**Instructions to follow**
Set down each entry exactly as given; pictures should not appear in the copy.

**Records shown**
───

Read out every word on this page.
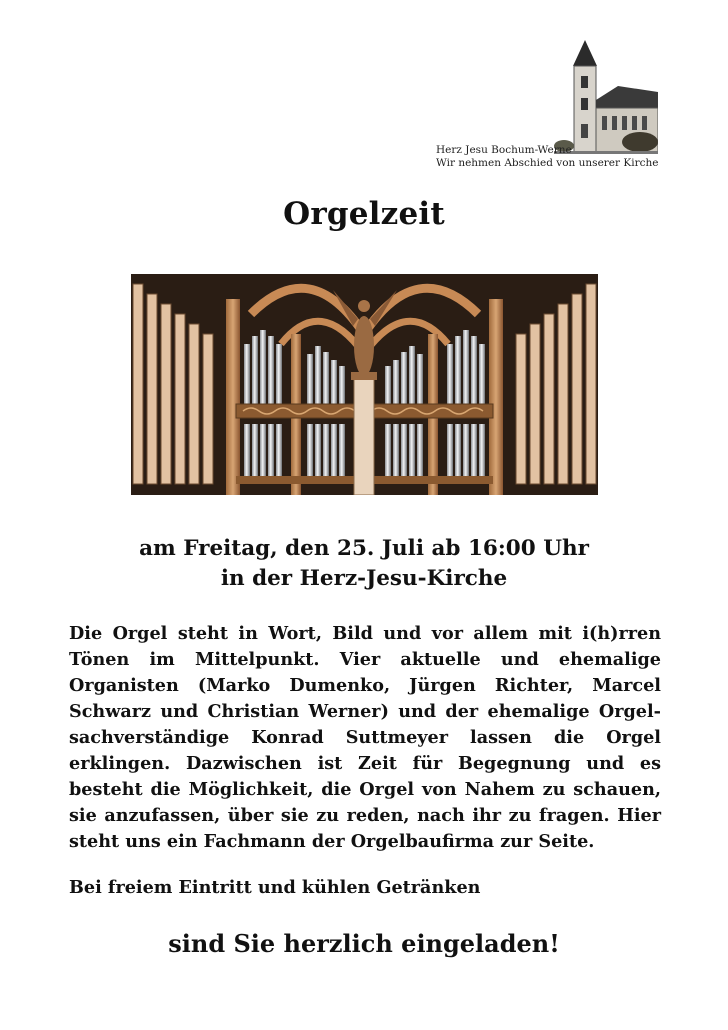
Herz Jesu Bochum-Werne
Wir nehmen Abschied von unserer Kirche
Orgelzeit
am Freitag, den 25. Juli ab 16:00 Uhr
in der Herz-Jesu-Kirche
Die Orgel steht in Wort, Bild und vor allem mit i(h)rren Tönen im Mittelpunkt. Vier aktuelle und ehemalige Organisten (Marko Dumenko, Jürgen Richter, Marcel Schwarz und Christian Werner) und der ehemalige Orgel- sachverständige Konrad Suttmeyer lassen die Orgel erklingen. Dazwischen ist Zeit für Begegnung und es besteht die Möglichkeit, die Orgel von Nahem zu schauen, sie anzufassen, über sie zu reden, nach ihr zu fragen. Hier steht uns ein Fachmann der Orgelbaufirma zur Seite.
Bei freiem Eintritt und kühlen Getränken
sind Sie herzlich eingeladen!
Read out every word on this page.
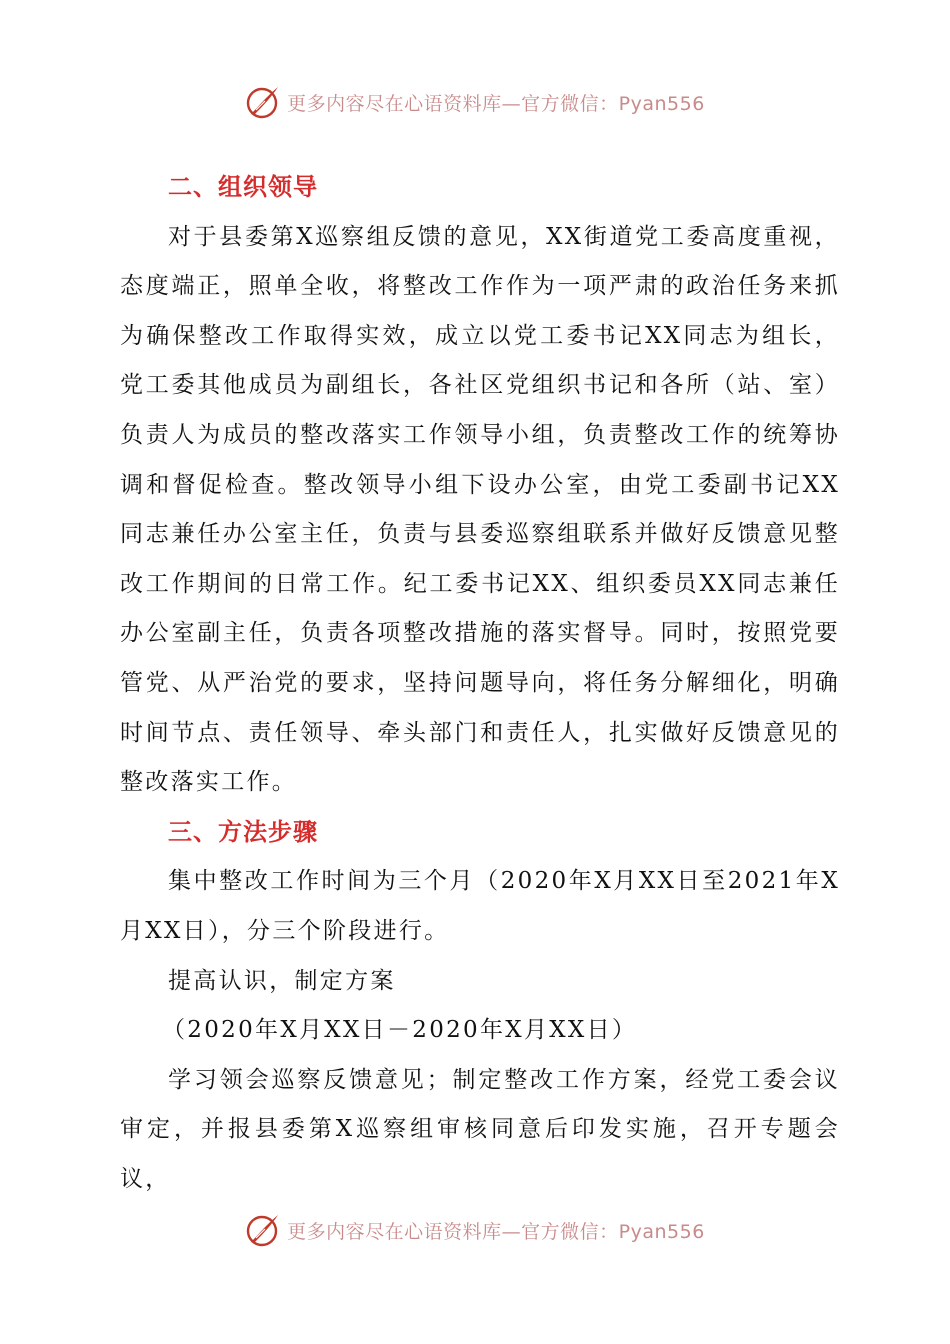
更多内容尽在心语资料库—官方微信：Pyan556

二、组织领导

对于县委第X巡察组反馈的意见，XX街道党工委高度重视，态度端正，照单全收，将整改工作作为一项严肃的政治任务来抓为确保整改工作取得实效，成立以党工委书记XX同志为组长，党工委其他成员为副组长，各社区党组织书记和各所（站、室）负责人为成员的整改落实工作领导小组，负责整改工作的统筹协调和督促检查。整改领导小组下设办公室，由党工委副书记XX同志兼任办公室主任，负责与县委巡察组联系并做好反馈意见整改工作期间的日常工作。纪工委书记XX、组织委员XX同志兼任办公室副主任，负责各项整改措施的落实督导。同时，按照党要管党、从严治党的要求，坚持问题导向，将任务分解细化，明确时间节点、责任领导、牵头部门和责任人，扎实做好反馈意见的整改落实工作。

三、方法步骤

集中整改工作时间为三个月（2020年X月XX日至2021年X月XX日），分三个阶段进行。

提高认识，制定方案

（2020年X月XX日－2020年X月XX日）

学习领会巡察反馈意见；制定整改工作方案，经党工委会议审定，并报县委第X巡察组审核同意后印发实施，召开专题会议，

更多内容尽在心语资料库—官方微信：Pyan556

───

**The solution**
Read out every word on this page.
Herz Jesu Bochum-Werne
Wir nehmen Abschied von unserer Kirche
Orgelzeit
am Freitag, den 25. Juli ab 16:00 Uhr
in der Herz-Jesu-Kirche
Die Orgel steht in Wort, Bild und vor allem mit i(h)rren Tönen im Mittelpunkt. Vier aktuelle und ehemalige Organisten (Marko Dumenko, Jürgen Richter, Marcel Schwarz und Christian Werner) und der ehemalige Orgel- sachverständige Konrad Suttmeyer lassen die Orgel erklingen. Dazwischen ist Zeit für Begegnung und es besteht die Möglichkeit, die Orgel von Nahem zu schauen, sie anzufassen, über sie zu reden, nach ihr zu fragen. Hier steht uns ein Fachmann der Orgelbaufirma zur Seite.
Bei freiem Eintritt und kühlen Getränken
sind Sie herzlich eingeladen!
Read out every word on this page.
更多内容尽在心语资料库—官方微信：Pyan556

二、组织领导

对于县委第X巡察组反馈的意见，XX街道党工委高度重视，态度端正，照单全收，将整改工作作为一项严肃的政治任务来抓为确保整改工作取得实效，成立以党工委书记XX同志为组长，党工委其他成员为副组长，各社区党组织书记和各所（站、室）负责人为成员的整改落实工作领导小组，负责整改工作的统筹协调和督促检查。整改领导小组下设办公室，由党工委副书记XX同志兼任办公室主任，负责与县委巡察组联系并做好反馈意见整改工作期间的日常工作。纪工委书记XX、组织委员XX同志兼任办公室副主任，负责各项整改措施的落实督导。同时，按照党要管党、从严治党的要求，坚持问题导向，将任务分解细化，明确时间节点、责任领导、牵头部门和责任人，扎实做好反馈意见的整改落实工作。

三、方法步骤

集中整改工作时间为三个月（2020年X月XX日至2021年X月XX日），分三个阶段进行。

提高认识，制定方案

（2020年X月XX日－2020年X月XX日）

学习领会巡察反馈意见；制定整改工作方案，经党工委会议审定，并报县委第X巡察组审核同意后印发实施，召开专题会议，

更多内容尽在心语资料库—官方微信：Pyan556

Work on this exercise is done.